# [TO DO]
Reproduce all of the data word for word.

■ ■ ■ ■

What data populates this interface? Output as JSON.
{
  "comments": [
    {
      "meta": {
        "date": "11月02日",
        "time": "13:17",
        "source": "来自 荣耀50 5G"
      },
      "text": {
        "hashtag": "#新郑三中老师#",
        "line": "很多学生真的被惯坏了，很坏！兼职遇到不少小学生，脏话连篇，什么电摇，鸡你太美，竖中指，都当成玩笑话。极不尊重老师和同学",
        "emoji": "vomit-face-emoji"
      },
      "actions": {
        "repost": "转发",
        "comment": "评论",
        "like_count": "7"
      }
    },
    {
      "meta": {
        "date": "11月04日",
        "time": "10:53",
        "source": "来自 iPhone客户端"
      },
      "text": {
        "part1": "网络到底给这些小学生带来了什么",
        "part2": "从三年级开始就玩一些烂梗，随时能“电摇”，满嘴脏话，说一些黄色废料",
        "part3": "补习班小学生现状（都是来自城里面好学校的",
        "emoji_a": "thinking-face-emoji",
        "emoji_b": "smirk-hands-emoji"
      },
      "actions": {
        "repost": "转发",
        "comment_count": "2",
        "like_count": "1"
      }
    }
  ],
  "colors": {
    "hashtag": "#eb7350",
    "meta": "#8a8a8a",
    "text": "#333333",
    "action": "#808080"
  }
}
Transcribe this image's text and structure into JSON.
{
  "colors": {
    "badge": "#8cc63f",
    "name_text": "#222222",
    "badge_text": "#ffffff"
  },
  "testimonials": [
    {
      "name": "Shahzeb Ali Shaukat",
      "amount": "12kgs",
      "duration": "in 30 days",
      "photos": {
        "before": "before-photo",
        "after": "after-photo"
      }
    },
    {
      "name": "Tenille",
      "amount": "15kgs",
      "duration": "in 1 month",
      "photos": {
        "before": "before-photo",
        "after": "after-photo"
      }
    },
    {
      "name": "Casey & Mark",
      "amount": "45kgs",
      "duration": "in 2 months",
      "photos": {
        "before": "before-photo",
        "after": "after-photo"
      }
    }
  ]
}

■ ■ ■ ■

# [EXERCISE ANSWER]
What data populates this interface? Output as JSON.
{
  "comments": [
    {
      "meta": {
        "date": "11月02日",
        "time": "13:17",
        "source": "来自 荣耀50 5G"
      },
      "text": {
        "hashtag": "#新郑三中老师#",
        "line": "很多学生真的被惯坏了，很坏！兼职遇到不少小学生，脏话连篇，什么电摇，鸡你太美，竖中指，都当成玩笑话。极不尊重老师和同学",
        "emoji": "vomit-face-emoji"
      },
      "actions": {
        "repost": "转发",
        "comment": "评论",
        "like_count": "7"
      }
    },
    {
      "meta": {
        "date": "11月04日",
        "time": "10:53",
        "source": "来自 iPhone客户端"
      },
      "text": {
        "part1": "网络到底给这些小学生带来了什么",
        "part2": "从三年级开始就玩一些烂梗，随时能“电摇”，满嘴脏话，说一些黄色废料",
        "part3": "补习班小学生现状（都是来自城里面好学校的",
        "emoji_a": "thinking-face-emoji",
        "emoji_b": "smirk-hands-emoji"
      },
      "actions": {
        "repost": "转发",
        "comment_count": "2",
        "like_count": "1"
      }
    }
  ],
  "colors": {
    "hashtag": "#eb7350",
    "meta": "#8a8a8a",
    "text": "#333333",
    "action": "#808080"
  }
}
Transcribe this image's text and structure into JSON.
{
  "colors": {
    "badge": "#8cc63f",
    "name_text": "#222222",
    "badge_text": "#ffffff"
  },
  "testimonials": [
    {
      "name": "Shahzeb Ali Shaukat",
      "amount": "12kgs",
      "duration": "in 30 days",
      "photos": {
        "before": "before-photo",
        "after": "after-photo"
      }
    },
    {
      "name": "Tenille",
      "amount": "15kgs",
      "duration": "in 1 month",
      "photos": {
        "before": "before-photo",
        "after": "after-photo"
      }
    },
    {
      "name": "Casey & Mark",
      "amount": "45kgs",
      "duration": "in 2 months",
      "photos": {
        "before": "before-photo",
        "after": "after-photo"
      }
    }
  ]
}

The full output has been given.